>> BEGIN GIVEN DATA

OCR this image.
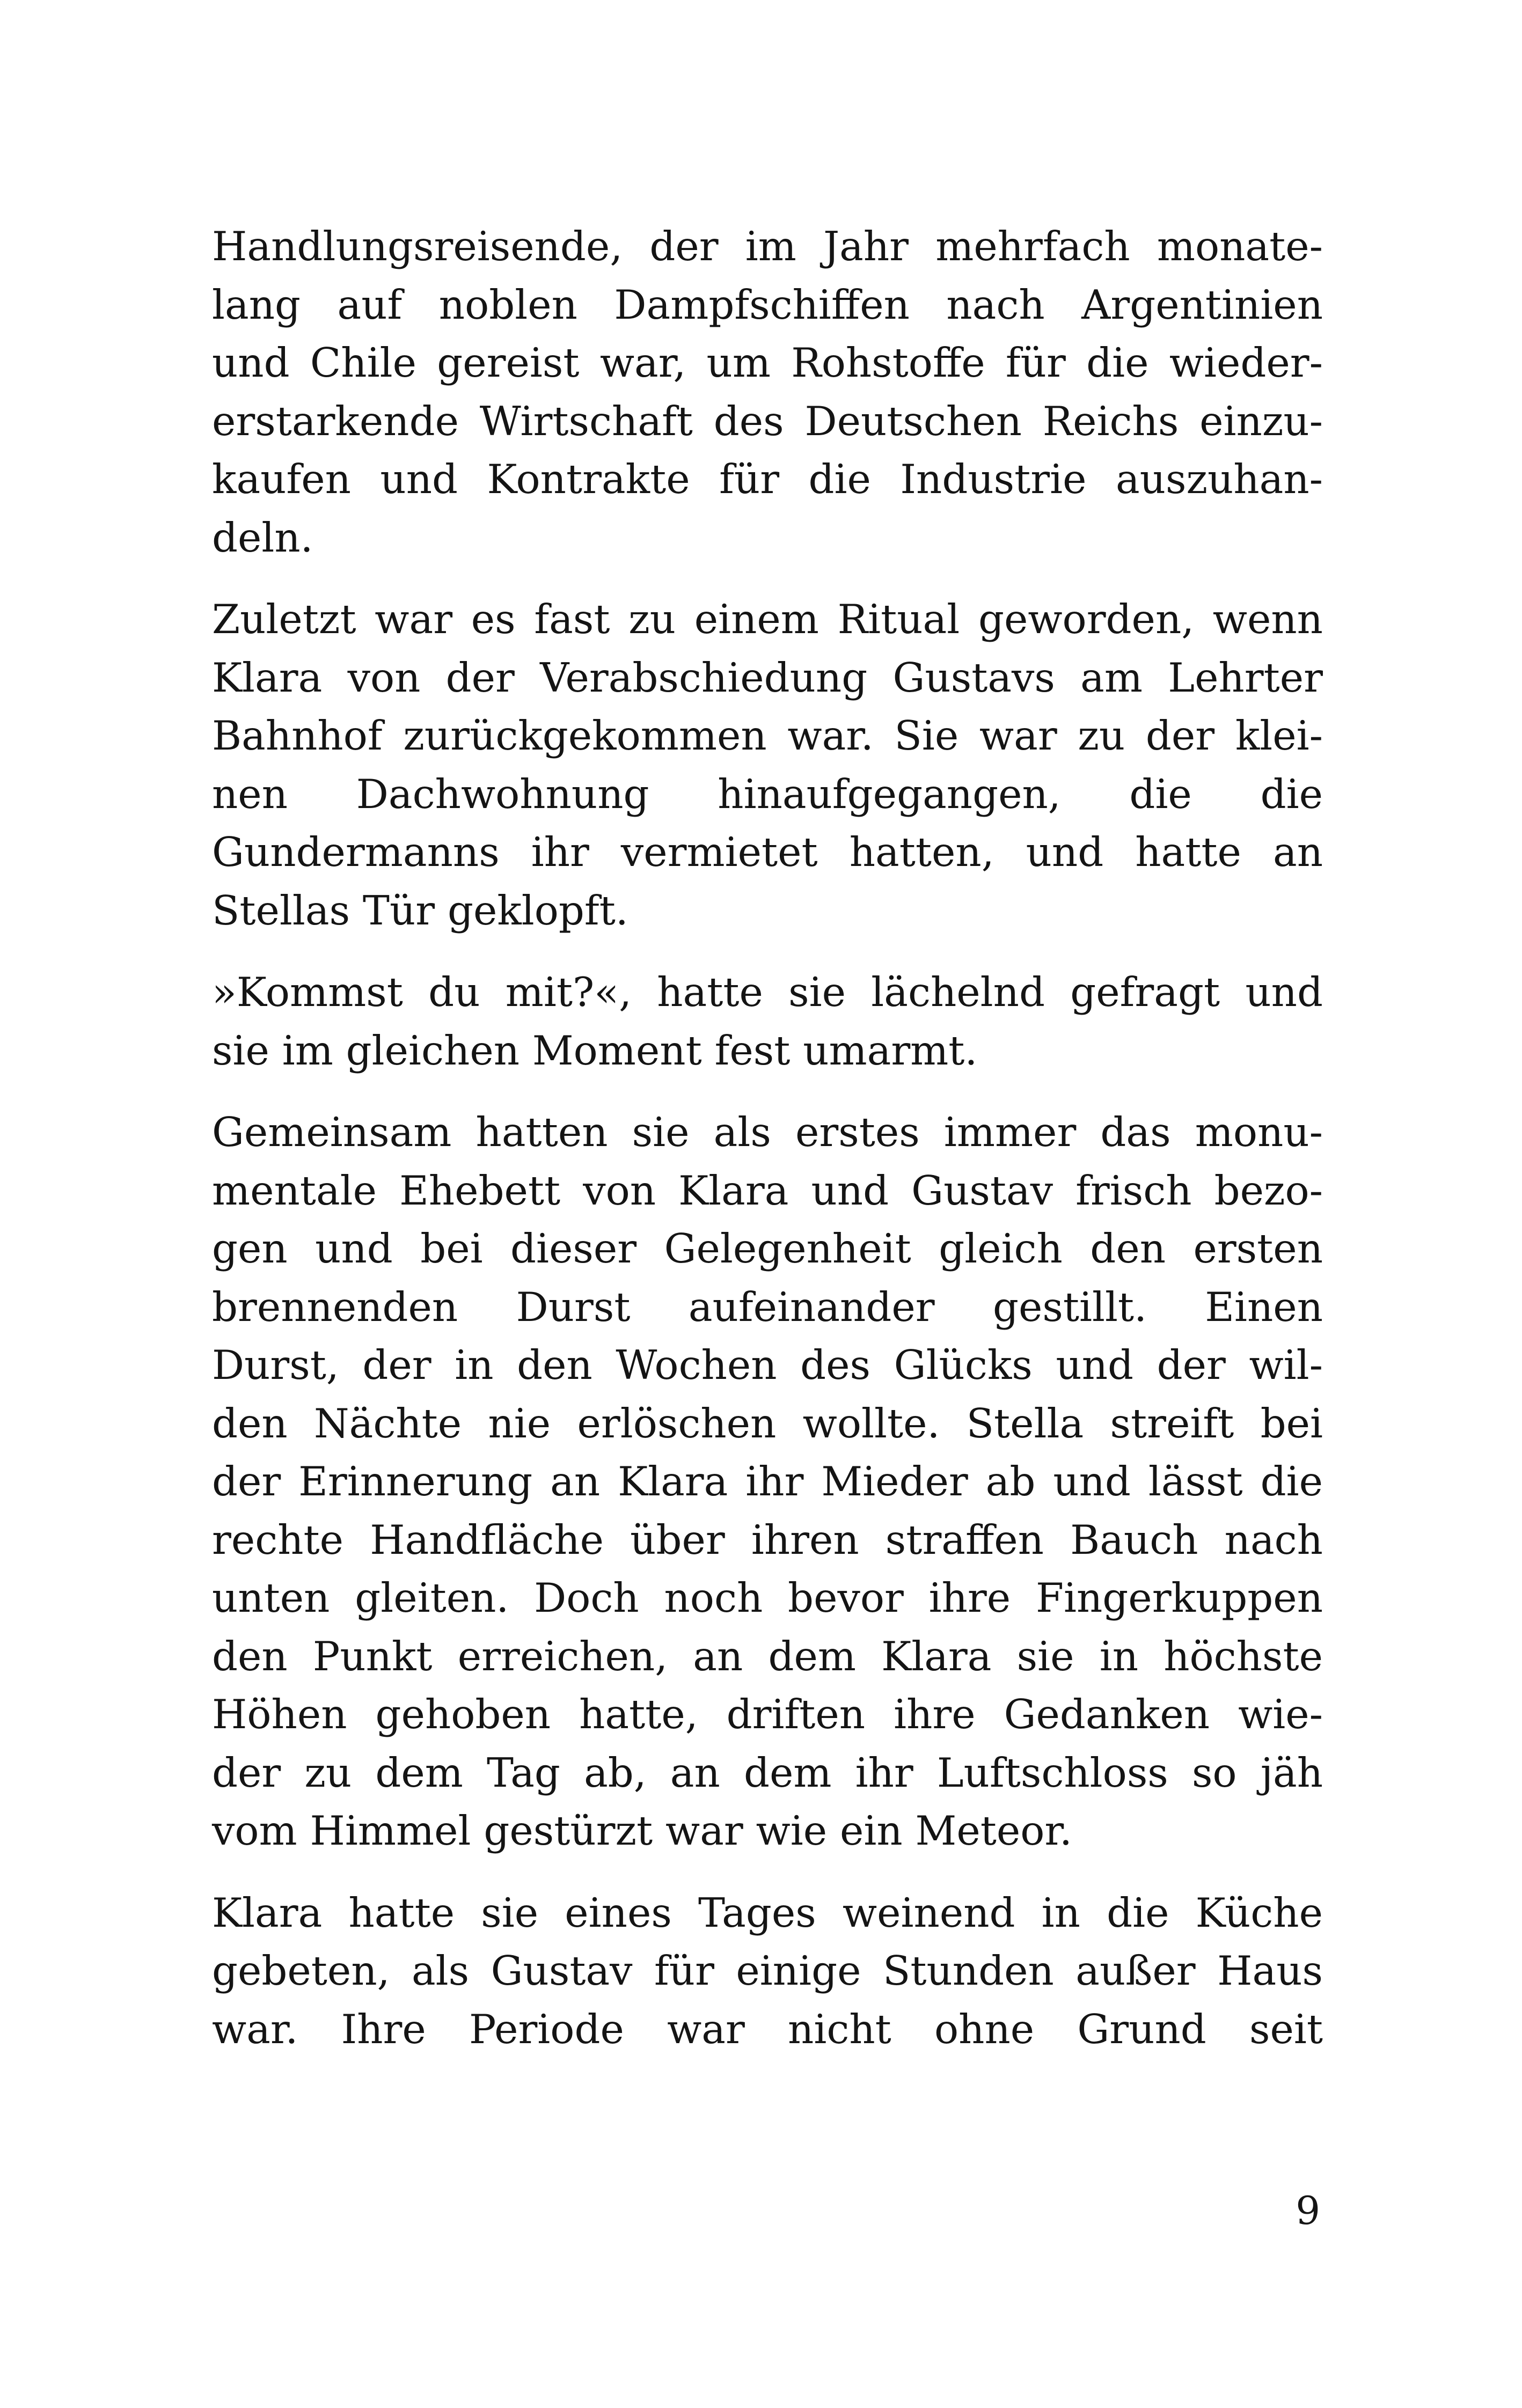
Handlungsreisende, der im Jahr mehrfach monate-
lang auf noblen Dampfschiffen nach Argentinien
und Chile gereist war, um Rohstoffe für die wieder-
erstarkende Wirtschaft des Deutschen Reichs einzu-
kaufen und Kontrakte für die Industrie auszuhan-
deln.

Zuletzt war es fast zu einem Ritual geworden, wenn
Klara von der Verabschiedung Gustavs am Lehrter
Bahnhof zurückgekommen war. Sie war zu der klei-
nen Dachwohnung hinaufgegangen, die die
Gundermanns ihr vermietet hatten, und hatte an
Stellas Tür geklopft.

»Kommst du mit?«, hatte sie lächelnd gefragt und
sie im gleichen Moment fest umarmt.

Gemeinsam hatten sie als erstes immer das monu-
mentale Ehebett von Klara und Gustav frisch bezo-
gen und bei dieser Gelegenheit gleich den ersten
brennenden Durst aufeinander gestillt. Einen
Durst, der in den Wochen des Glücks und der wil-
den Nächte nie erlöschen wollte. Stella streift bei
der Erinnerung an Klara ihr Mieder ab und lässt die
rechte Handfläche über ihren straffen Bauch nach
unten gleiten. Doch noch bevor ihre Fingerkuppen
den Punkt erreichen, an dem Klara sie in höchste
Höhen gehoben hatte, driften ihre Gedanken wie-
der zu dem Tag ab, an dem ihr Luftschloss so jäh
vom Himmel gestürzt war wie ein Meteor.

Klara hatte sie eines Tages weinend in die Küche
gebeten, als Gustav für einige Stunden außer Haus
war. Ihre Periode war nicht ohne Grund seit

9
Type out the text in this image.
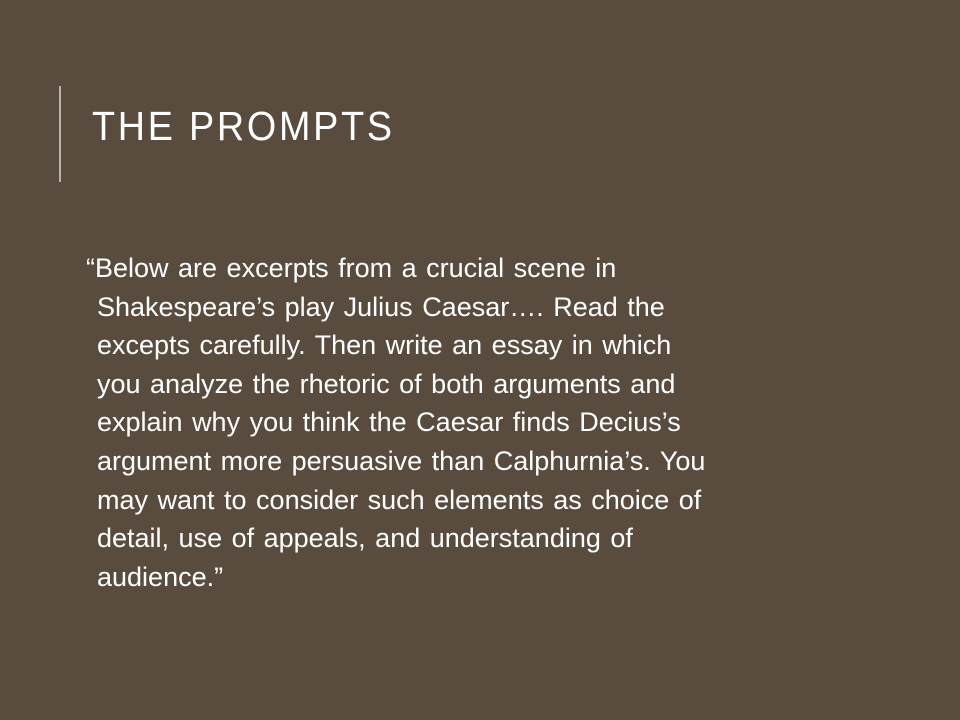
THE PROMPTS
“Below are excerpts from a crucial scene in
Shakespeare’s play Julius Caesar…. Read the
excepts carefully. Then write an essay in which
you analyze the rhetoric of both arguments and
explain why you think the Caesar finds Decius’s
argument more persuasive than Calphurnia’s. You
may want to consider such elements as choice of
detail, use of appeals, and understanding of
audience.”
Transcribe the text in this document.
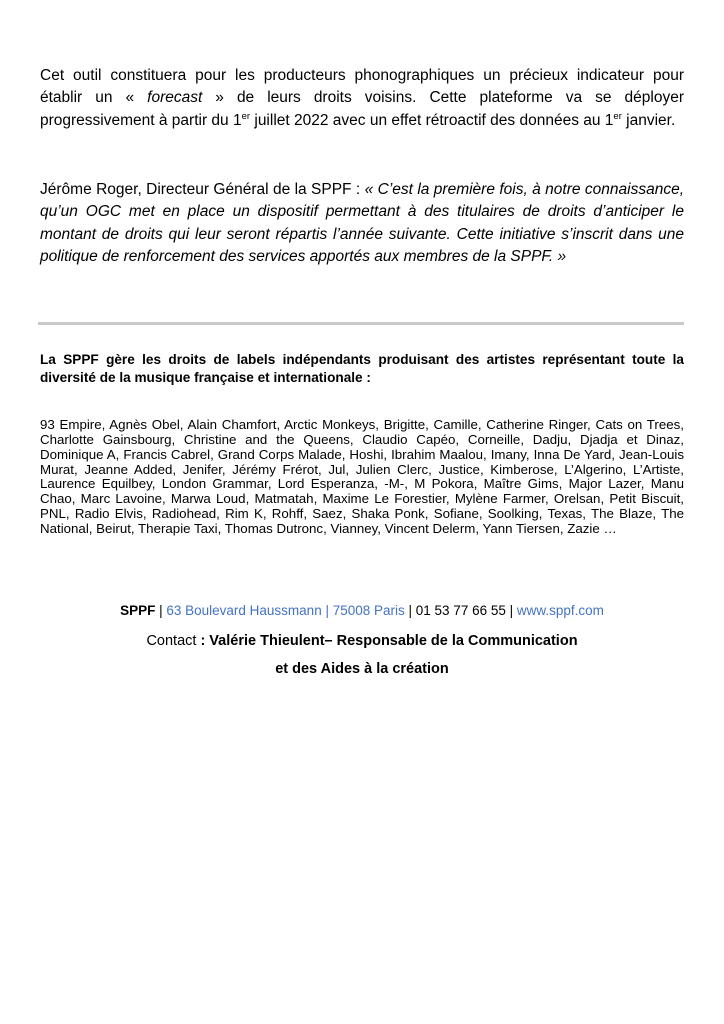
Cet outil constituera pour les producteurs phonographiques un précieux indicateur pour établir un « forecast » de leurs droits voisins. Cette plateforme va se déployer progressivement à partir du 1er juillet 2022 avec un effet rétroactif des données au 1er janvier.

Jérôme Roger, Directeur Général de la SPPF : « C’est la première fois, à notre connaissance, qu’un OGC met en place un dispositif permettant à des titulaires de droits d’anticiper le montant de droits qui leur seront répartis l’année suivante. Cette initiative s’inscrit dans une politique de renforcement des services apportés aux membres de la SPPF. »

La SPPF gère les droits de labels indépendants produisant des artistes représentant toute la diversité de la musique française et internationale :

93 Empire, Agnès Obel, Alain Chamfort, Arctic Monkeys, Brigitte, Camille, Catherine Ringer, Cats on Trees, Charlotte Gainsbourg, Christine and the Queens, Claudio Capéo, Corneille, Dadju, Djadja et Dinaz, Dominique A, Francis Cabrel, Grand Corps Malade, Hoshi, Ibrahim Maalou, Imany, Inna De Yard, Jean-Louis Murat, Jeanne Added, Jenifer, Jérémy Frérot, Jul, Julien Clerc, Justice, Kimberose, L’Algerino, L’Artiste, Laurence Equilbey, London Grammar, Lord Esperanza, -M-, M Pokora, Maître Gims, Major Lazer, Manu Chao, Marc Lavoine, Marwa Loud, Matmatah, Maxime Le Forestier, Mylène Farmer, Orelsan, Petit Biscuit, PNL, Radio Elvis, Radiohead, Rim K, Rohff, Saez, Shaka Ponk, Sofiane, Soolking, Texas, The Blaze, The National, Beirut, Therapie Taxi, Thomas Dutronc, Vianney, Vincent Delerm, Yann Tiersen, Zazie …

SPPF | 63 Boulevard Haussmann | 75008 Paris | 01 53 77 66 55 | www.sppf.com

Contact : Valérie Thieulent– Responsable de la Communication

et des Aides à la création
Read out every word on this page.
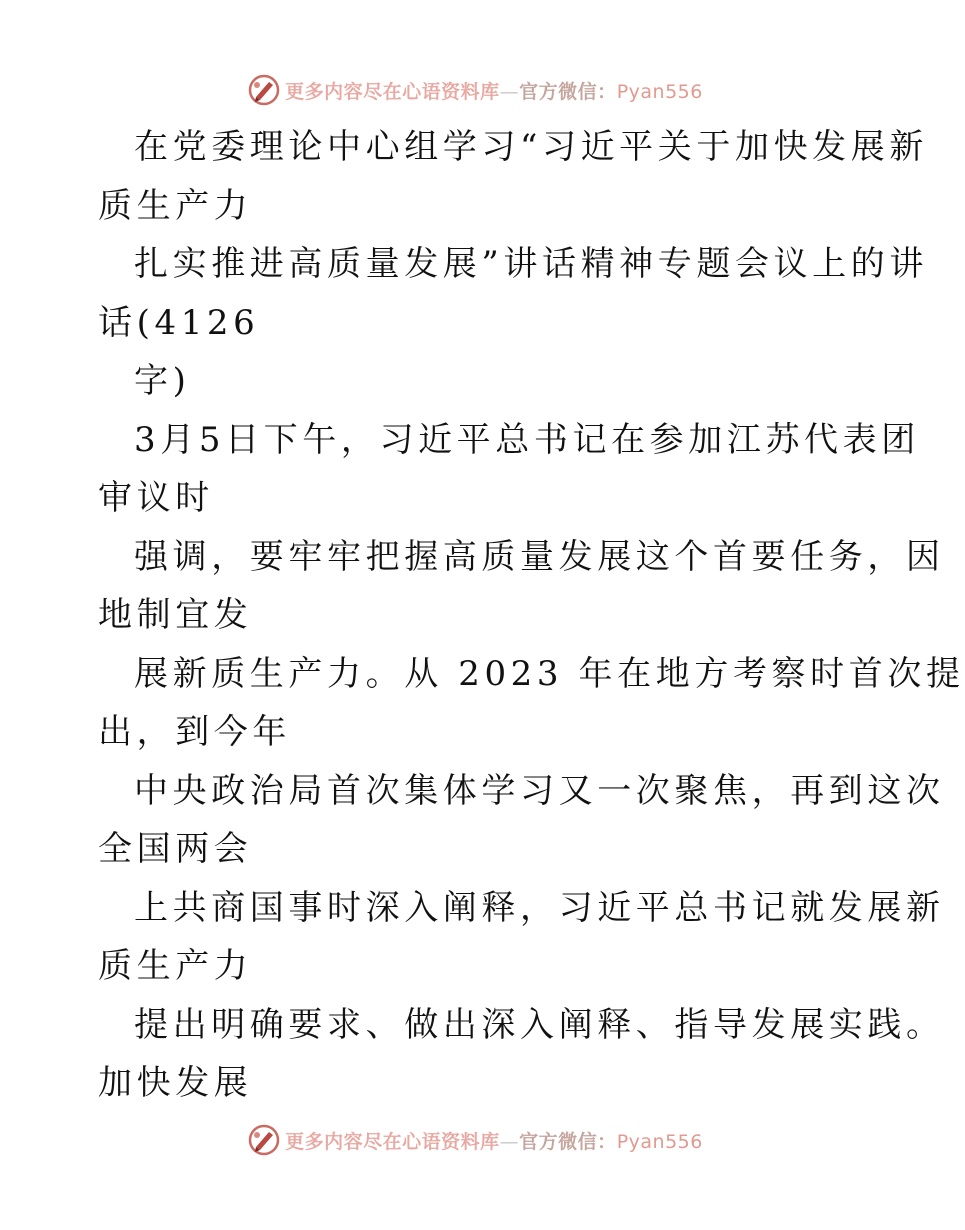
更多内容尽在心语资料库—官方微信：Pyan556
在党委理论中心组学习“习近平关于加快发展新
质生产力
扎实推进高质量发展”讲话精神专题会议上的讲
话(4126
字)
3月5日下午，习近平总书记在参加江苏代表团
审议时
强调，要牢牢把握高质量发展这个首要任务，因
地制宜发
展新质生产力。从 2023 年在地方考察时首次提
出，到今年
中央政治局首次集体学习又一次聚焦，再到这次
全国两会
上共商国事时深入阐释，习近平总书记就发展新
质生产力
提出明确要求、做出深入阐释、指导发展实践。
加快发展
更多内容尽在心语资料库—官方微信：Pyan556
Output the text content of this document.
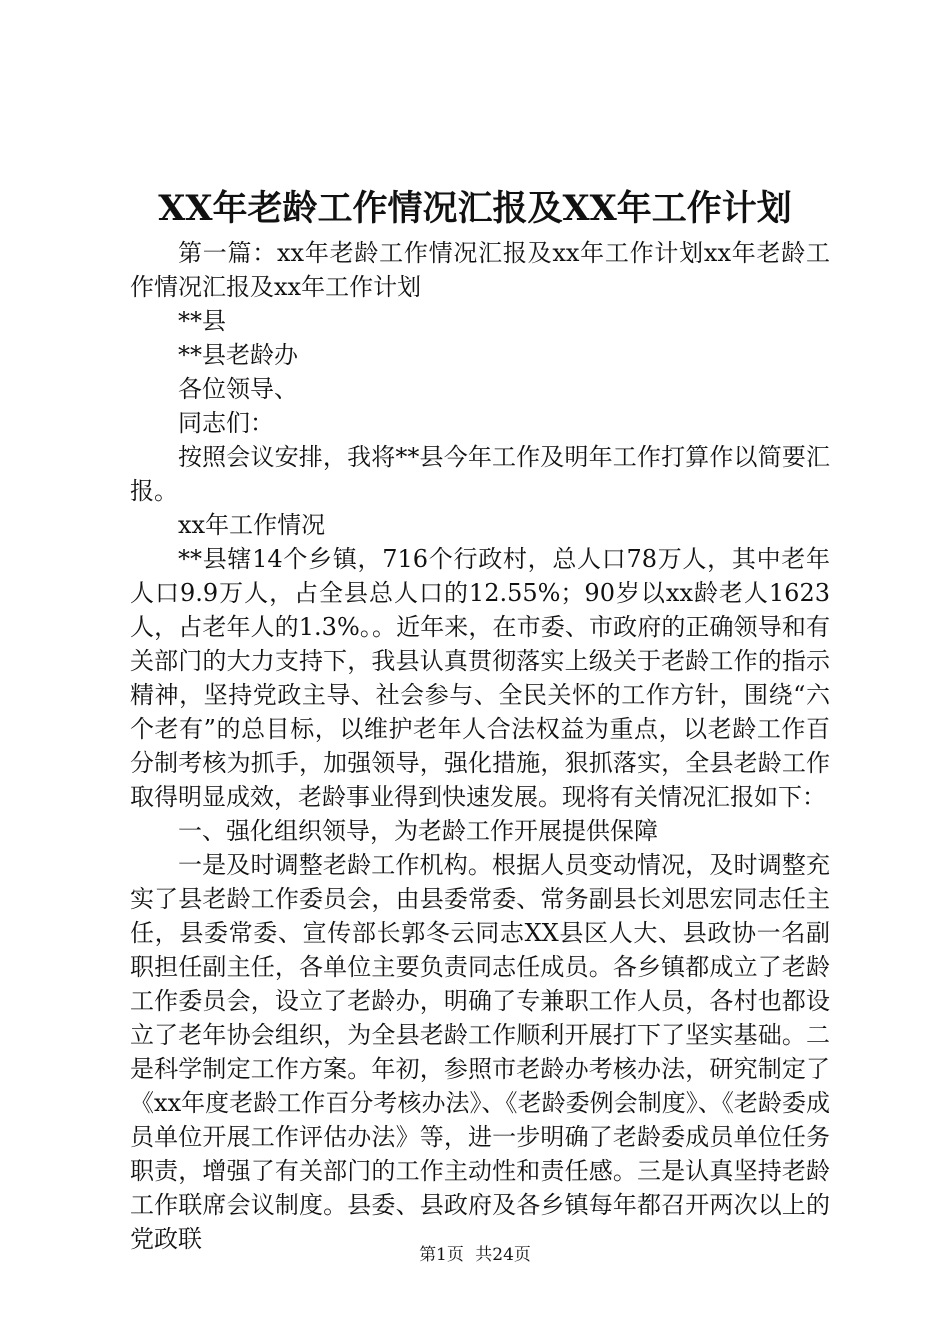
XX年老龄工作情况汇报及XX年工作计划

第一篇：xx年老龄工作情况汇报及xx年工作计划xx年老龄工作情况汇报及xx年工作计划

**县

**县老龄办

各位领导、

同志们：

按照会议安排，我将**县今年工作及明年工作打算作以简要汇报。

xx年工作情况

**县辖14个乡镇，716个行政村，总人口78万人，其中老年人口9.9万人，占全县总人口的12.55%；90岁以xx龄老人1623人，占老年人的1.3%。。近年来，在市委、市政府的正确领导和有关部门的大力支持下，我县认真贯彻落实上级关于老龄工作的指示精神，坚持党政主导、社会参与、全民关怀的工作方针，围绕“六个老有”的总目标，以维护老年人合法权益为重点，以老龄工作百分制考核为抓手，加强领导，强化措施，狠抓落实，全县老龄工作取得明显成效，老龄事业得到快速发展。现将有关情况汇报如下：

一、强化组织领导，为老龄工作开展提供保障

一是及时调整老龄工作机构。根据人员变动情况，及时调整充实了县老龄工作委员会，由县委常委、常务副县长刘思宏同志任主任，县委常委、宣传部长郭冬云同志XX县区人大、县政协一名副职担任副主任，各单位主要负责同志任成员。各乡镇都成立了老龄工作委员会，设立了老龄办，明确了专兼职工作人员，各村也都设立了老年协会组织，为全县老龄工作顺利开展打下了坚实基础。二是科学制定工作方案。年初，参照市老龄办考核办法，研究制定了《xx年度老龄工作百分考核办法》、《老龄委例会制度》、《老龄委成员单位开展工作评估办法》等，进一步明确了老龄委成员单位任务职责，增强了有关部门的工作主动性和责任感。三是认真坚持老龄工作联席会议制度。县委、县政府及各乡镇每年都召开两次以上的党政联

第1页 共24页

>> END GIVEN DATA

Find the word "document" in the data and copy out each line where it turns up.

Transcribe the text in this document.
Output the text content of this document.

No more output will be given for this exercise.